**本文**
さらに、強化剤濃度のばらつきによりガラス板全体における熱膨張率・収縮率が不均一になり、熱処理工程もしくはその後の処理工程において、ガラス板内部に歪みが生じてガラス板が破損するおそれがあるという課題があった。
このような理由から、ガラス板の端部を部分的に強化することは困難であった。
【0014】
以上の強化剤濃度のばらつきに起因して熱膨張率・収縮率が不均一になることにより発生するガラス板の破損を防止すべく、粘度の高いゲル状の強化剤を用いてガラス板の端部を部分的に強化する方法もあったが、端部のみではなくガラス板の表面の端から幅10mm以上の幅広い範囲に強化剤を塗布することになり、フラットパネルディスプレイの表示面積や自動車用窓ガラスの視野を狭めてしまうという課題があった。また、熱処理中にガラス板内部に強化剤が拡散する範囲が限られているため、処理部分と未処理部分との添加成分の濃度差が境界付近で大きくなり、熱膨張率・収縮率が不均一になる、あるいは、通常の化学強化法よりも熱処理時間を長く取ることによる生産性の低下が生じるという課題があった。
さらに、ガラス板への強化剤の均一な塗布には、熟練した作業者の経験に頼るところが多く、凹凸のある形状や複雑な形状のガラス板には適用できないという課題があった。
【0015】
この発明は、上述のような従来のガラス板の化学強化法の課題を解決するためになされたもので、塗布する強化剤の溶液あるいは粉末状の強化剤をガラス板の表面に吹き付けながら処理部にレーザ光あるいは加熱用ランプの光を照射することにより、ガラス面の非処理部の面積への影響を最小限に止め、ガラス板の形状によらず、均一かつ効率よくガラス板を強化処理できるガラス板強化処理装置、ガラス板強化処理方法、および、ガラス板を提供することを目的とする。
【課題を解決するための手段】
【0016】
この発明のガラス板強化処理装置は、ガラス板の切断部に霧化した強化剤または粉末状の強化剤を吹き付ける手段と、前記強化剤が吹き付けられる処理部に加熱用光を照射する手段と、前記ガラス板と前記吹きつけ手段及び照射手段とを前記切断部に沿って相対的に移動させる手段とを備える。
【0017】
この発明のガラス板強化処理方法は、ガラス板の切断部に霧化した強化剤または粉末状の強化剤を吹き付ける工程と、前記強化剤が吹き付けられる処理部に加熱用光を照射する工程と、前記ガラス板と前記吹きつけ手段及び照射手段とを前記切断部に沿って相対的に移動させる工程とを備える。

**演習課題**
1. ガラス板の強化処理に関する本文を、二文で要約しなさい。
2. ガラス板の強化処理に関する本文から、「さらに、強化剤濃度のばらつき」から「が生じるという課題があった。」までを一字も変えずに書き出しなさい。
行はこの作業にはまったく関係しない。

**資料**
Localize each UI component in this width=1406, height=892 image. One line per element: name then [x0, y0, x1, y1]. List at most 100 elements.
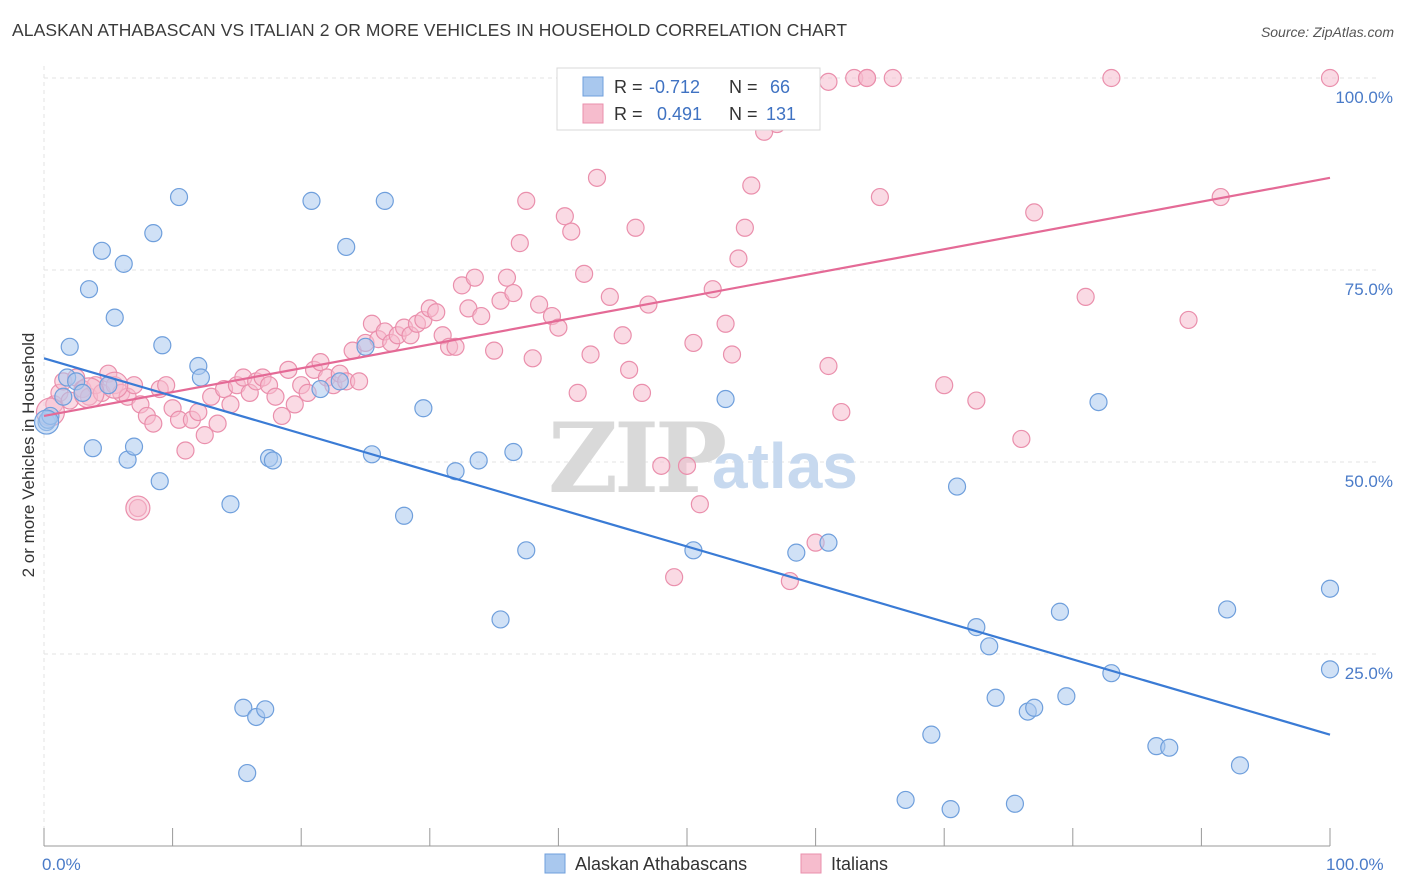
alaskan-athabascans-point: [716, 389, 735, 409]
italians-point: [575, 264, 594, 283]
y-tick-labels: 25.0% 50.0% 75.0% 100.0%: [1335, 88, 1393, 683]
alaskan-athabascans-point: [896, 790, 915, 810]
y-tick-label: 25.0%: [1345, 664, 1393, 683]
italians-point: [819, 72, 838, 91]
alaskan-athabascans-point: [1005, 794, 1025, 813]
italians-point: [1012, 429, 1031, 449]
italians-point: [349, 372, 369, 391]
alaskan-athabascans-trend-line: [43, 357, 1331, 736]
italians-point: [272, 406, 292, 426]
alaskan-athabascans-point: [980, 637, 999, 656]
alaskan-athabascans-point: [330, 372, 349, 391]
watermark-atlas: atlas: [712, 430, 858, 502]
alaskan-athabascans-point: [504, 442, 523, 462]
alaskan-athabascans-point: [105, 308, 124, 327]
chart-title: ALASKAN ATHABASCAN VS ITALIAN 2 OR MORE …: [12, 20, 848, 40]
alaskan-athabascans-point: [787, 543, 806, 562]
legend-n-value-1: 66: [770, 77, 790, 97]
alaskan-athabascans-point: [1160, 738, 1179, 757]
alaskan-athabascans-point: [92, 241, 111, 260]
alaskan-athabascans-point: [1050, 602, 1070, 621]
alaskan-athabascans-point: [1230, 756, 1250, 775]
italians-point: [427, 303, 446, 322]
italians-point: [613, 326, 632, 345]
legend-swatch-pink: [582, 103, 604, 124]
alaskan-athabascans-point: [169, 187, 189, 207]
alaskan-athabascans-point: [191, 368, 210, 387]
italians-point: [568, 383, 587, 402]
italians-point: [832, 402, 851, 422]
alaskan-athabascans-point: [337, 237, 356, 257]
alaskan-athabascans-point: [79, 280, 99, 299]
x-ticks: [43, 828, 1331, 846]
alaskan-athabascans-points: [33, 187, 1340, 819]
alaskan-athabascans-point: [414, 399, 433, 418]
series-legend-swatch-blue: [544, 853, 566, 874]
alaskan-athabascans-point: [1218, 600, 1237, 619]
alaskan-athabascans-point: [1320, 579, 1340, 598]
series-legend-label-blue: Alaskan Athabascans: [575, 854, 747, 874]
italians-point: [208, 414, 227, 433]
alaskan-athabascans-point: [947, 477, 967, 496]
italians-point: [742, 176, 761, 195]
italians-point: [530, 295, 549, 314]
series-legend: Alaskan Athabascans Italians: [544, 853, 888, 874]
alaskan-athabascans-point: [941, 800, 960, 819]
italians-point: [266, 387, 285, 406]
legend-n-value-2: 131: [766, 104, 796, 124]
watermark: ZIP atlas: [548, 402, 858, 515]
x-tick-label-min: 0.0%: [42, 855, 81, 874]
alaskan-athabascans-point: [302, 191, 321, 210]
alaskan-athabascans-point: [256, 700, 275, 719]
italians-point: [555, 207, 574, 226]
alaskan-athabascans-point: [394, 506, 414, 525]
italians-point: [967, 391, 986, 410]
alaskan-athabascans-point: [153, 336, 172, 355]
italians-point: [581, 345, 600, 364]
alaskan-athabascans-point: [83, 439, 102, 458]
italians-point: [1025, 203, 1044, 222]
alaskan-athabascans-point: [144, 224, 163, 243]
italians-point: [497, 268, 517, 287]
italians-point: [523, 349, 542, 368]
alaskan-athabascans-point: [73, 383, 92, 402]
italians-point: [1320, 68, 1340, 88]
italians-point: [600, 287, 619, 306]
alaskan-athabascans-point: [986, 688, 1005, 707]
alaskan-athabascans-point: [60, 337, 79, 356]
italians-point: [285, 395, 304, 414]
legend-r-label-2: R =: [614, 104, 643, 124]
alaskan-athabascans-point: [819, 533, 838, 552]
source-label: Source: ZipAtlas.com: [1260, 24, 1394, 40]
alaskan-athabascans-point: [234, 698, 253, 717]
italians-point: [510, 234, 529, 253]
italians-point: [176, 441, 195, 460]
italians-point: [472, 306, 491, 326]
italians-point: [819, 356, 838, 376]
italians-point: [716, 314, 735, 333]
alaskan-athabascans-point: [124, 437, 144, 456]
italians-point: [722, 345, 742, 364]
italians-point: [684, 333, 703, 353]
alaskan-athabascans-point: [1320, 660, 1340, 679]
alaskan-athabascans-point: [922, 725, 941, 744]
italians-point: [125, 495, 151, 521]
italians-point: [517, 191, 536, 210]
alaskan-athabascans-point: [263, 451, 283, 470]
italians-point: [677, 456, 697, 475]
italians-point: [144, 414, 163, 433]
alaskan-athabascans-point: [469, 451, 488, 470]
stats-legend: R = -0.712 N = 66 R = 0.491 N = 131: [556, 67, 821, 131]
series-legend-swatch-pink: [800, 853, 822, 874]
alaskan-athabascans-point: [238, 763, 257, 783]
italians-point: [1179, 310, 1198, 330]
italians-point: [587, 168, 607, 187]
alaskan-athabascans-point: [114, 254, 133, 273]
trend-lines: [43, 176, 1331, 736]
italians-point: [1102, 68, 1121, 88]
italians-point: [703, 280, 722, 299]
italians-point: [652, 456, 671, 475]
italians-point: [485, 341, 504, 360]
italians-point: [311, 353, 330, 372]
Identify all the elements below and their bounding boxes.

**解答**
1. 従来の化学強化法には、強化剤濃度のばらつきによるガラス板の破損、ゲル状強化剤を広い範囲に塗布することによる表示面積や視野の縮小、塗布が熟練作業者の経験に頼ることなどの課題があった。この発明は、ガラス板の切断部に霧化した強化剤または粉末状の強化剤を吹き付けながら処理部に加熱用光を照射し、ガラス板と各手段を切断部に沿って相対的に移動させることで、形状によらず均一かつ効率よくガラス板を強化処理することを目的とする。

2.
さらに、強化剤濃度のばらつきによりガラス板全体における熱膨張率・収縮率が不均一になり、熱処理工程もしくはその後の処理工程において、ガラス板内部に歪みが生じてガラス板が破損するおそれがあるという課題があった。
このような理由から、ガラス板の端部を部分的に強化することは困難であった。
【0014】
以上の強化剤濃度のばらつきに起因して熱膨張率・収縮率が不均一になることにより発生するガラス板の破損を防止すべく、粘度の高いゲル状の強化剤を用いてガラス板の端部を部分的に強化する方法もあったが、端部のみではなくガラス板の表面の端から幅10mm以上の幅広い範囲に強化剤を塗布することになり、フラットパネルディスプレイの表示面積や自動車用窓ガラスの視野を狭めてしまうという課題があった。また、熱処理中にガラス板内部に強化剤が拡散する範囲が限られているため、処理部分と未処理部分との添加成分の濃度差が境界付近で大きくなり、熱膨張率・収縮率が不均一になる、あるいは、通常の化学強化法よりも熱処理時間を長く取ることによる生産性の低下が生じるという課題があった。